**WORK TO BE COMPLETED:**
Go through the listing and pick out each line with the word "福建中医药大学附属人民医院" in it.

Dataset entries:
** START **

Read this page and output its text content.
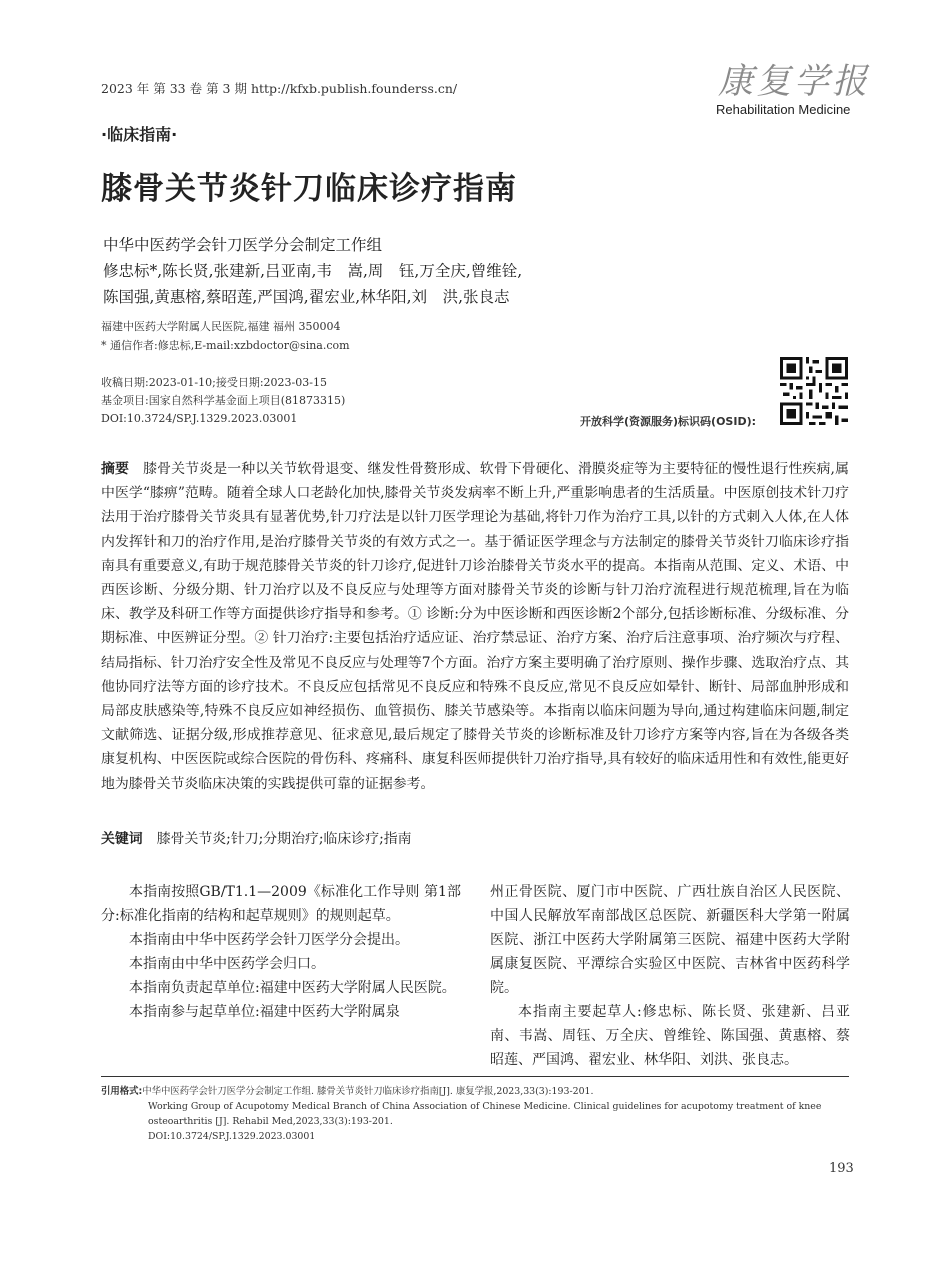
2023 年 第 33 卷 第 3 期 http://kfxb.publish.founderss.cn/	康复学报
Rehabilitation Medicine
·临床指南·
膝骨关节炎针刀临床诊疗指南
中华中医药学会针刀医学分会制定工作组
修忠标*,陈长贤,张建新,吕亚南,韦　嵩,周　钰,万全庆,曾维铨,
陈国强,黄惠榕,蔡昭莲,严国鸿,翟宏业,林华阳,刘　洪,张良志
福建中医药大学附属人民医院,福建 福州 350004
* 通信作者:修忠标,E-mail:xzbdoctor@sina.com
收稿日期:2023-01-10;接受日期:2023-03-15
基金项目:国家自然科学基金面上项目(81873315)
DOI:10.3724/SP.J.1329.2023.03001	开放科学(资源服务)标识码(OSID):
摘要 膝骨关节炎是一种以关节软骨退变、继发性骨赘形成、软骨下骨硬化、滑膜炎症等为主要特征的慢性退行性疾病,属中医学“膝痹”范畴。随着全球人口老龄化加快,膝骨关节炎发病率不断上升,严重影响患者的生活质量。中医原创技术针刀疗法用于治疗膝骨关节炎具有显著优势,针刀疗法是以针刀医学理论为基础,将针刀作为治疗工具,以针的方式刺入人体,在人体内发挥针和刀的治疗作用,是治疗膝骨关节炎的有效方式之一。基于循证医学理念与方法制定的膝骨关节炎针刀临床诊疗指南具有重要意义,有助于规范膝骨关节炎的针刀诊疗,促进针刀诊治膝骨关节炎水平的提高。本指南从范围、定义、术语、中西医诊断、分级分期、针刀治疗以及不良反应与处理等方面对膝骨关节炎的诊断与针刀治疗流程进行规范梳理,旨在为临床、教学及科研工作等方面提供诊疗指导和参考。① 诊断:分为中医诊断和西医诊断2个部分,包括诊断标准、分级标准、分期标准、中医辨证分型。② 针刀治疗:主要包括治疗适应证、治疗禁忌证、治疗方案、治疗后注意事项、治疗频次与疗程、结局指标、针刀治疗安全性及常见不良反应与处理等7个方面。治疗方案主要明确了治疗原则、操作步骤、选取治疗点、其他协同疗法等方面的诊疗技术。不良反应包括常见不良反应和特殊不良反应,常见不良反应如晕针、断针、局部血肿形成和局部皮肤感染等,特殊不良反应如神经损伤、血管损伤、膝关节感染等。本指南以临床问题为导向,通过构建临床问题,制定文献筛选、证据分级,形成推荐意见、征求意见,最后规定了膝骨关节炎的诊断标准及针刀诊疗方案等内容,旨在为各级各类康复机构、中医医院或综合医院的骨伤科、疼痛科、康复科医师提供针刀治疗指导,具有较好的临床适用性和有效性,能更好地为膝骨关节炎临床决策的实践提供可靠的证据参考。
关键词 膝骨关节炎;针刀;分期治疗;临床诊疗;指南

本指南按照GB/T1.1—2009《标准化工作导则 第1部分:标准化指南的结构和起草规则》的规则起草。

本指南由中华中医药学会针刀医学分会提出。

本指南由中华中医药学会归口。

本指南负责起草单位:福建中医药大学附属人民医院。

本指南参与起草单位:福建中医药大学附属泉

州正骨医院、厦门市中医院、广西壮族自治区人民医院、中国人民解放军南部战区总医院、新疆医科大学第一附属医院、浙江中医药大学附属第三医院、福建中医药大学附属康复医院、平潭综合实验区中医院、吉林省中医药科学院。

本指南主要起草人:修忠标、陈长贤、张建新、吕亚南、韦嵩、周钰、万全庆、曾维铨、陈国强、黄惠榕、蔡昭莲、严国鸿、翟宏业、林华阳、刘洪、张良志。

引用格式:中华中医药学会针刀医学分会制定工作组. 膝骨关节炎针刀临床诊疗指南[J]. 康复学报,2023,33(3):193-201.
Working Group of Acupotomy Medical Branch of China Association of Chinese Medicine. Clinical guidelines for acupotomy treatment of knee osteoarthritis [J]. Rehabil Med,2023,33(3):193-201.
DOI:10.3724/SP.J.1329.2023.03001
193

** END **

**REPLY TO THE EXERCISE:**
福建中医药大学附属人民医院,福建 福州 350004
本指南负责起草单位:福建中医药大学附属人民医院。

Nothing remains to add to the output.